··· GIVEN ENTRIES

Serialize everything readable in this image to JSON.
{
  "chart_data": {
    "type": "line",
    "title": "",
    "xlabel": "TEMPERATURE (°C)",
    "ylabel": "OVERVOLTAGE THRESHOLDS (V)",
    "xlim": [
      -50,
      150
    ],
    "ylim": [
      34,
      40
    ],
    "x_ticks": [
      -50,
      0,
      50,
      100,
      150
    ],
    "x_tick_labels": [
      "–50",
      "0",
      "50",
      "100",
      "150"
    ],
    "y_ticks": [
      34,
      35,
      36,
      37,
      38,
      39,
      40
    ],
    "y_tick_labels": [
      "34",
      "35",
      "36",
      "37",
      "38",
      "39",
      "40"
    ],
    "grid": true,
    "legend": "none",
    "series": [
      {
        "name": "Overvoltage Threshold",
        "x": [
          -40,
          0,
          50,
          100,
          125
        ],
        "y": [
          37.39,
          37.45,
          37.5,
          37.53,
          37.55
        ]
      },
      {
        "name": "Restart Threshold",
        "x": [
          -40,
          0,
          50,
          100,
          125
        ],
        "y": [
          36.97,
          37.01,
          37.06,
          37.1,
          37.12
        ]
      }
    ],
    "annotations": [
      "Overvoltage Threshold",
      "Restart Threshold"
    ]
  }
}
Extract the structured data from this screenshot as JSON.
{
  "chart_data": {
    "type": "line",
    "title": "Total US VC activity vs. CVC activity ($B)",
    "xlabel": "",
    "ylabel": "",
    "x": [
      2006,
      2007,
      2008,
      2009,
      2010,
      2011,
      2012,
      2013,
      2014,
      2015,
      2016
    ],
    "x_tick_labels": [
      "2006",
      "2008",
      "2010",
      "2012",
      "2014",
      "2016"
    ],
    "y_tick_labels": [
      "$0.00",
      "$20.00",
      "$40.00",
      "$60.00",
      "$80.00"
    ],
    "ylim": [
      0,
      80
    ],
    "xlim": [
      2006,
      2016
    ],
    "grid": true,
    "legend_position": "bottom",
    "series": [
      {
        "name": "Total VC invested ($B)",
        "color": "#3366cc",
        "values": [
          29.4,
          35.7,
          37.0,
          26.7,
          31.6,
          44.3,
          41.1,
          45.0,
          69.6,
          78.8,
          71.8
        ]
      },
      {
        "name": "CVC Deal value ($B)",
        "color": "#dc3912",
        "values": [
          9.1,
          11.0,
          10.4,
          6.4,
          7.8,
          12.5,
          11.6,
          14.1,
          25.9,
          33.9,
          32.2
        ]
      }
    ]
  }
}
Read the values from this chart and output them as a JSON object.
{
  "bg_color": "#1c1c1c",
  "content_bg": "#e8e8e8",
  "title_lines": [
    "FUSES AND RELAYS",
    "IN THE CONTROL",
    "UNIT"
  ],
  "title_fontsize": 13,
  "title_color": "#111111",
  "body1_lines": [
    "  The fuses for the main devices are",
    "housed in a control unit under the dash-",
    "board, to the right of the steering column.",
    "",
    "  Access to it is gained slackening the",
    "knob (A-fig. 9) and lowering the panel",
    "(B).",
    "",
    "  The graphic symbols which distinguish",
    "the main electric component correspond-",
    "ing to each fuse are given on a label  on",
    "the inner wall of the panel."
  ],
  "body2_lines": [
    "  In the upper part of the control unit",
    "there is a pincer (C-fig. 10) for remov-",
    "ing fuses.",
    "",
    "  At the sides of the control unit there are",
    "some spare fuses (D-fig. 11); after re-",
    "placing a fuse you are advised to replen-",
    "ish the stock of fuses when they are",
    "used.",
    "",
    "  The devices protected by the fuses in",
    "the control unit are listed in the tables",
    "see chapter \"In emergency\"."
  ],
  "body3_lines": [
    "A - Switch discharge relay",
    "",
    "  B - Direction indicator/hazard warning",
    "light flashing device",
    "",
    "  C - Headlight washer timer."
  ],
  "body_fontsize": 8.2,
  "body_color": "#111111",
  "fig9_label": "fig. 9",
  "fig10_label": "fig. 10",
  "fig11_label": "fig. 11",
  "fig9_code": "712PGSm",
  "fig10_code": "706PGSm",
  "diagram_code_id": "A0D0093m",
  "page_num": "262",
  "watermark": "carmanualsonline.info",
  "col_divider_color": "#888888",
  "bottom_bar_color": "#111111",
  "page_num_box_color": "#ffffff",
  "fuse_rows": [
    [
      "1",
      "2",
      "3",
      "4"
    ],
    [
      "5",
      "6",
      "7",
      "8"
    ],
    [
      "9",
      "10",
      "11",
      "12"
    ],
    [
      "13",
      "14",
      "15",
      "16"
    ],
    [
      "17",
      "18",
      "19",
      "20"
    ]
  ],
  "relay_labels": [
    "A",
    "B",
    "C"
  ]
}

······

Could you quote the material above in full, exactly as it stands?

- [ANSWER TO THE PROBLEM]
Serialize everything readable in this image to JSON.
{
  "chart_data": {
    "type": "line",
    "title": "",
    "xlabel": "TEMPERATURE (°C)",
    "ylabel": "OVERVOLTAGE THRESHOLDS (V)",
    "xlim": [
      -50,
      150
    ],
    "ylim": [
      34,
      40
    ],
    "x_ticks": [
      -50,
      0,
      50,
      100,
      150
    ],
    "x_tick_labels": [
      "–50",
      "0",
      "50",
      "100",
      "150"
    ],
    "y_ticks": [
      34,
      35,
      36,
      37,
      38,
      39,
      40
    ],
    "y_tick_labels": [
      "34",
      "35",
      "36",
      "37",
      "38",
      "39",
      "40"
    ],
    "grid": true,
    "legend": "none",
    "series": [
      {
        "name": "Overvoltage Threshold",
        "x": [
          -40,
          0,
          50,
          100,
          125
        ],
        "y": [
          37.39,
          37.45,
          37.5,
          37.53,
          37.55
        ]
      },
      {
        "name": "Restart Threshold",
        "x": [
          -40,
          0,
          50,
          100,
          125
        ],
        "y": [
          36.97,
          37.01,
          37.06,
          37.1,
          37.12
        ]
      }
    ],
    "annotations": [
      "Overvoltage Threshold",
      "Restart Threshold"
    ]
  }
}
Extract the structured data from this screenshot as JSON.
{
  "chart_data": {
    "type": "line",
    "title": "Total US VC activity vs. CVC activity ($B)",
    "xlabel": "",
    "ylabel": "",
    "x": [
      2006,
      2007,
      2008,
      2009,
      2010,
      2011,
      2012,
      2013,
      2014,
      2015,
      2016
    ],
    "x_tick_labels": [
      "2006",
      "2008",
      "2010",
      "2012",
      "2014",
      "2016"
    ],
    "y_tick_labels": [
      "$0.00",
      "$20.00",
      "$40.00",
      "$60.00",
      "$80.00"
    ],
    "ylim": [
      0,
      80
    ],
    "xlim": [
      2006,
      2016
    ],
    "grid": true,
    "legend_position": "bottom",
    "series": [
      {
        "name": "Total VC invested ($B)",
        "color": "#3366cc",
        "values": [
          29.4,
          35.7,
          37.0,
          26.7,
          31.6,
          44.3,
          41.1,
          45.0,
          69.6,
          78.8,
          71.8
        ]
      },
      {
        "name": "CVC Deal value ($B)",
        "color": "#dc3912",
        "values": [
          9.1,
          11.0,
          10.4,
          6.4,
          7.8,
          12.5,
          11.6,
          14.1,
          25.9,
          33.9,
          32.2
        ]
      }
    ]
  }
}
Read the values from this chart and output them as a JSON object.
{
  "bg_color": "#1c1c1c",
  "content_bg": "#e8e8e8",
  "title_lines": [
    "FUSES AND RELAYS",
    "IN THE CONTROL",
    "UNIT"
  ],
  "title_fontsize": 13,
  "title_color": "#111111",
  "body1_lines": [
    "  The fuses for the main devices are",
    "housed in a control unit under the dash-",
    "board, to the right of the steering column.",
    "",
    "  Access to it is gained slackening the",
    "knob (A-fig. 9) and lowering the panel",
    "(B).",
    "",
    "  The graphic symbols which distinguish",
    "the main electric component correspond-",
    "ing to each fuse are given on a label  on",
    "the inner wall of the panel."
  ],
  "body2_lines": [
    "  In the upper part of the control unit",
    "there is a pincer (C-fig. 10) for remov-",
    "ing fuses.",
    "",
    "  At the sides of the control unit there are",
    "some spare fuses (D-fig. 11); after re-",
    "placing a fuse you are advised to replen-",
    "ish the stock of fuses when they are",
    "used.",
    "",
    "  The devices protected by the fuses in",
    "the control unit are listed in the tables",
    "see chapter \"In emergency\"."
  ],
  "body3_lines": [
    "A - Switch discharge relay",
    "",
    "  B - Direction indicator/hazard warning",
    "light flashing device",
    "",
    "  C - Headlight washer timer."
  ],
  "body_fontsize": 8.2,
  "body_color": "#111111",
  "fig9_label": "fig. 9",
  "fig10_label": "fig. 10",
  "fig11_label": "fig. 11",
  "fig9_code": "712PGSm",
  "fig10_code": "706PGSm",
  "diagram_code_id": "A0D0093m",
  "page_num": "262",
  "watermark": "carmanualsonline.info",
  "col_divider_color": "#888888",
  "bottom_bar_color": "#111111",
  "page_num_box_color": "#ffffff",
  "fuse_rows": [
    [
      "1",
      "2",
      "3",
      "4"
    ],
    [
      "5",
      "6",
      "7",
      "8"
    ],
    [
      "9",
      "10",
      "11",
      "12"
    ],
    [
      "13",
      "14",
      "15",
      "16"
    ],
    [
      "17",
      "18",
      "19",
      "20"
    ]
  ],
  "relay_labels": [
    "A",
    "B",
    "C"
  ]
}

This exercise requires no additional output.